# [Items]
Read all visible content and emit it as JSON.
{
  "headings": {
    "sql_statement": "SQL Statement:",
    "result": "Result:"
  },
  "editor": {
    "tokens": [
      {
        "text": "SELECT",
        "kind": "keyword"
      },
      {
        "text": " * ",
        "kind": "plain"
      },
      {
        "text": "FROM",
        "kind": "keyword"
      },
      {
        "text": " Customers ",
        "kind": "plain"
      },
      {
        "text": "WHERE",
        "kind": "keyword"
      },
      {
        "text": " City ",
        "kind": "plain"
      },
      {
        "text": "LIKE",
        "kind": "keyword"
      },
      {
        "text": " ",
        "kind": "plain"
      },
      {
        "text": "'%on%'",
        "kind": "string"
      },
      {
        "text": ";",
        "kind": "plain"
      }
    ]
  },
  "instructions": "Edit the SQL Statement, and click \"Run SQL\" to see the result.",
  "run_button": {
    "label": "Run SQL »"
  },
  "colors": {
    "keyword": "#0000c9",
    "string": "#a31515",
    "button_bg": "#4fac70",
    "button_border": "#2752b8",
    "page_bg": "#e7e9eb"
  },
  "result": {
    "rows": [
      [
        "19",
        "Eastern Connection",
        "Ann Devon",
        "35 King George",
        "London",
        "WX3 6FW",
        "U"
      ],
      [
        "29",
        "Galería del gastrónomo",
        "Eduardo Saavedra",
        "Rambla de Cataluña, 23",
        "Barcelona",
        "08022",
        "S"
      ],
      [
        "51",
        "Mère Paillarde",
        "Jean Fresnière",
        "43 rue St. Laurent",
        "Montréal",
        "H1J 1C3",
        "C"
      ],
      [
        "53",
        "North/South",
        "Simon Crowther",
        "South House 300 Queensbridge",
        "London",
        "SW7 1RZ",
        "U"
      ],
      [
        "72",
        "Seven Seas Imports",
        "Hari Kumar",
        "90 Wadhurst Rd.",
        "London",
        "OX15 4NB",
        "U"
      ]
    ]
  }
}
==
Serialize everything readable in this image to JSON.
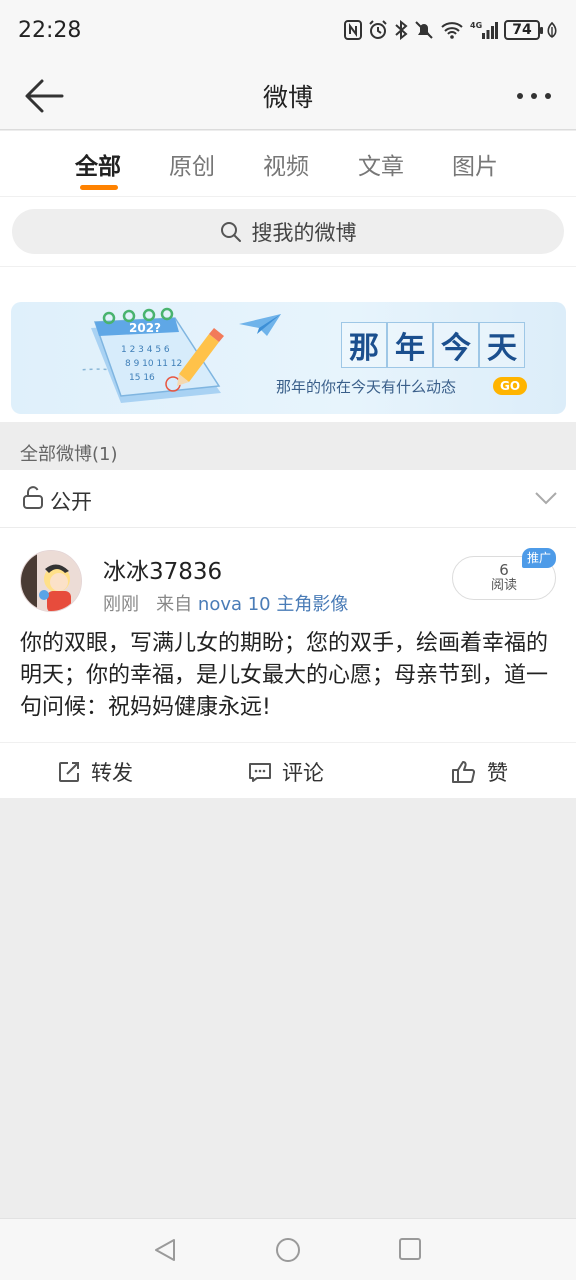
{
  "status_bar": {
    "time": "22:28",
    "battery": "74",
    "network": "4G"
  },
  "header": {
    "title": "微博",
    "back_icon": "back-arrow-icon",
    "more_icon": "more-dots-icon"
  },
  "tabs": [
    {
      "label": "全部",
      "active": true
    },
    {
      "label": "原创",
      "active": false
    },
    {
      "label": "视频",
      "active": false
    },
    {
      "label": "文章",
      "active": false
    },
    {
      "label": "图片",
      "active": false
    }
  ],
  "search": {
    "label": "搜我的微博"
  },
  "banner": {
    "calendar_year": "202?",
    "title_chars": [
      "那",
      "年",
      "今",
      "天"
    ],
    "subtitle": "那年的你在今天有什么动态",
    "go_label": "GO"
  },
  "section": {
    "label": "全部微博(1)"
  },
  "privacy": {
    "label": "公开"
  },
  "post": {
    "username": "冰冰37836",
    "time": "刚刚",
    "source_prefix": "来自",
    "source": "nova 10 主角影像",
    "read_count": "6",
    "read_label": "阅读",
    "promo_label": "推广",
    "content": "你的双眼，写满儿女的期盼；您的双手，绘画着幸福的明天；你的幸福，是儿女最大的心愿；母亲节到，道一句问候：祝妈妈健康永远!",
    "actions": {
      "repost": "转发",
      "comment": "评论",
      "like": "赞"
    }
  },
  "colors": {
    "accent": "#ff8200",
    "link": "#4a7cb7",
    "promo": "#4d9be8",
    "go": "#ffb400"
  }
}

# [What you have to do]
Identify the lines that contain the string "content", and copy every one of them.

# [Written response]
Read all visible content and emit it as JSON.
    "content": "你的双眼，写满儿女的期盼；您的双手，绘画着幸福的明天；你的幸福，是儿女最大的心愿；母亲节到，道一句问候：祝妈妈健康永远!",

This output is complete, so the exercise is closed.